▼
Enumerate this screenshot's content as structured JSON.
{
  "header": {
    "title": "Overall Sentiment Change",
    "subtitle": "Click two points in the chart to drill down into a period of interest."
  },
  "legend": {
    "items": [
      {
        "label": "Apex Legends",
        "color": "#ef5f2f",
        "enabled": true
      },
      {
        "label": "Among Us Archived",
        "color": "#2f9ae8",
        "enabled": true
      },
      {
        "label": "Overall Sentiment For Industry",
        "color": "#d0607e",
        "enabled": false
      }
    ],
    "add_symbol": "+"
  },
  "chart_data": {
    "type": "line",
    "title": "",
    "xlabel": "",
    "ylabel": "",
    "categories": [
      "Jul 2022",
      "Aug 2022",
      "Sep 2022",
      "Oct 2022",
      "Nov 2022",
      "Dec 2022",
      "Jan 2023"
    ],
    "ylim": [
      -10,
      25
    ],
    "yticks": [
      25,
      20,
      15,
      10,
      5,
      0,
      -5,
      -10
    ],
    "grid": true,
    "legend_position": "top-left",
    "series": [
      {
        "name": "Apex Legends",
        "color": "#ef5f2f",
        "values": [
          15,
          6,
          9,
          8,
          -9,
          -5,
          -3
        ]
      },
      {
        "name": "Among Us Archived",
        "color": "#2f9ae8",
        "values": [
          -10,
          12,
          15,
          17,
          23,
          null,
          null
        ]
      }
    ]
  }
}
▲
**TASK DESCRIPTION:**
Reproduce the entries above in full by retyping them exactly.

**SOLUTION FOR THIS TASK:**
Enumerate this screenshot's content as structured JSON.
{
  "header": {
    "title": "Overall Sentiment Change",
    "subtitle": "Click two points in the chart to drill down into a period of interest."
  },
  "legend": {
    "items": [
      {
        "label": "Apex Legends",
        "color": "#ef5f2f",
        "enabled": true
      },
      {
        "label": "Among Us Archived",
        "color": "#2f9ae8",
        "enabled": true
      },
      {
        "label": "Overall Sentiment For Industry",
        "color": "#d0607e",
        "enabled": false
      }
    ],
    "add_symbol": "+"
  },
  "chart_data": {
    "type": "line",
    "title": "",
    "xlabel": "",
    "ylabel": "",
    "categories": [
      "Jul 2022",
      "Aug 2022",
      "Sep 2022",
      "Oct 2022",
      "Nov 2022",
      "Dec 2022",
      "Jan 2023"
    ],
    "ylim": [
      -10,
      25
    ],
    "yticks": [
      25,
      20,
      15,
      10,
      5,
      0,
      -5,
      -10
    ],
    "grid": true,
    "legend_position": "top-left",
    "series": [
      {
        "name": "Apex Legends",
        "color": "#ef5f2f",
        "values": [
          15,
          6,
          9,
          8,
          -9,
          -5,
          -3
        ]
      },
      {
        "name": "Among Us Archived",
        "color": "#2f9ae8",
        "values": [
          -10,
          12,
          15,
          17,
          23,
          null,
          null
        ]
      }
    ]
  }
}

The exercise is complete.